--- start Extracted entries ---

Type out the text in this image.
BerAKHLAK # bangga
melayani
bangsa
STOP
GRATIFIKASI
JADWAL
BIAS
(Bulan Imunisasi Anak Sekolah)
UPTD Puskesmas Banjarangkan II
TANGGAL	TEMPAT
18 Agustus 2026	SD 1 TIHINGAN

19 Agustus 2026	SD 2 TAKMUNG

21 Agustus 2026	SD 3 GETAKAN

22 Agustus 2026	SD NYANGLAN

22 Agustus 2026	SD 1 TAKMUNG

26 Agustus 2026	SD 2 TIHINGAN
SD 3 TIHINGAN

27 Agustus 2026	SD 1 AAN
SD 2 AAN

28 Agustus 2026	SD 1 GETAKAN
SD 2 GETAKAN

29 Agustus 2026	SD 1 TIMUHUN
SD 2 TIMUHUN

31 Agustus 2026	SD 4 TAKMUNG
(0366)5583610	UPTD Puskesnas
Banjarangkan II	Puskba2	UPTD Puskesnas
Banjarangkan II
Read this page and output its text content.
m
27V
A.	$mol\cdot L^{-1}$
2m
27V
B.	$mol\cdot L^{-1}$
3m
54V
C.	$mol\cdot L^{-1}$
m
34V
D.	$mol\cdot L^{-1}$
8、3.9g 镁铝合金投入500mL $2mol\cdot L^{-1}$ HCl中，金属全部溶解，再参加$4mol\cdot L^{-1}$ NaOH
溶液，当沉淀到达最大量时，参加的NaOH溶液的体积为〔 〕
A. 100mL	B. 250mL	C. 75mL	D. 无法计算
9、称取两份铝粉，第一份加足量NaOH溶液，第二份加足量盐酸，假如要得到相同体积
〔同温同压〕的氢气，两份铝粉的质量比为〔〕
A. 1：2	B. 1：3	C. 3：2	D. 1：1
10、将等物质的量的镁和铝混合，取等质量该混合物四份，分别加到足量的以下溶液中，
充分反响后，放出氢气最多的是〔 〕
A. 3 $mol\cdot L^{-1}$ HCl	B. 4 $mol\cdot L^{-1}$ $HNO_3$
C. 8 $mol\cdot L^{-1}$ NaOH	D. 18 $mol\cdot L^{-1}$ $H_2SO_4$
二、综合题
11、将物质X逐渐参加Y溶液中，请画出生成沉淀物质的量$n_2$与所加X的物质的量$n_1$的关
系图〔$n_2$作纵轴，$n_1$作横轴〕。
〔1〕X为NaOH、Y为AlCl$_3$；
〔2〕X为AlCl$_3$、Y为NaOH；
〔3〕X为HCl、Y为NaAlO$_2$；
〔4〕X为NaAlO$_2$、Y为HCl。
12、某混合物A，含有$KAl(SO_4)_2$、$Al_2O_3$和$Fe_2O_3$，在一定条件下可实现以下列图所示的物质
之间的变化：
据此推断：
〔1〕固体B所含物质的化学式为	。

--- end Extracted entries ---

» Problem:
Output every entry shown above, exactly.

» Complete response:
Type out the text in this image.
BerAKHLAK # bangga
melayani
bangsa
STOP
GRATIFIKASI
JADWAL
BIAS
(Bulan Imunisasi Anak Sekolah)
UPTD Puskesmas Banjarangkan II
TANGGAL	TEMPAT
18 Agustus 2026	SD 1 TIHINGAN

19 Agustus 2026	SD 2 TAKMUNG

21 Agustus 2026	SD 3 GETAKAN

22 Agustus 2026	SD NYANGLAN

22 Agustus 2026	SD 1 TAKMUNG

26 Agustus 2026	SD 2 TIHINGAN
SD 3 TIHINGAN

27 Agustus 2026	SD 1 AAN
SD 2 AAN

28 Agustus 2026	SD 1 GETAKAN
SD 2 GETAKAN

29 Agustus 2026	SD 1 TIMUHUN
SD 2 TIMUHUN

31 Agustus 2026	SD 4 TAKMUNG
(0366)5583610	UPTD Puskesnas
Banjarangkan II	Puskba2	UPTD Puskesnas
Banjarangkan II
Read this page and output its text content.
m
27V
A.	$mol\cdot L^{-1}$
2m
27V
B.	$mol\cdot L^{-1}$
3m
54V
C.	$mol\cdot L^{-1}$
m
34V
D.	$mol\cdot L^{-1}$
8、3.9g 镁铝合金投入500mL $2mol\cdot L^{-1}$ HCl中，金属全部溶解，再参加$4mol\cdot L^{-1}$ NaOH
溶液，当沉淀到达最大量时，参加的NaOH溶液的体积为〔 〕
A. 100mL	B. 250mL	C. 75mL	D. 无法计算
9、称取两份铝粉，第一份加足量NaOH溶液，第二份加足量盐酸，假如要得到相同体积
〔同温同压〕的氢气，两份铝粉的质量比为〔〕
A. 1：2	B. 1：3	C. 3：2	D. 1：1
10、将等物质的量的镁和铝混合，取等质量该混合物四份，分别加到足量的以下溶液中，
充分反响后，放出氢气最多的是〔 〕
A. 3 $mol\cdot L^{-1}$ HCl	B. 4 $mol\cdot L^{-1}$ $HNO_3$
C. 8 $mol\cdot L^{-1}$ NaOH	D. 18 $mol\cdot L^{-1}$ $H_2SO_4$
二、综合题
11、将物质X逐渐参加Y溶液中，请画出生成沉淀物质的量$n_2$与所加X的物质的量$n_1$的关
系图〔$n_2$作纵轴，$n_1$作横轴〕。
〔1〕X为NaOH、Y为AlCl$_3$；
〔2〕X为AlCl$_3$、Y为NaOH；
〔3〕X为HCl、Y为NaAlO$_2$；
〔4〕X为NaAlO$_2$、Y为HCl。
12、某混合物A，含有$KAl(SO_4)_2$、$Al_2O_3$和$Fe_2O_3$，在一定条件下可实现以下列图所示的物质
之间的变化：
据此推断：
〔1〕固体B所含物质的化学式为	。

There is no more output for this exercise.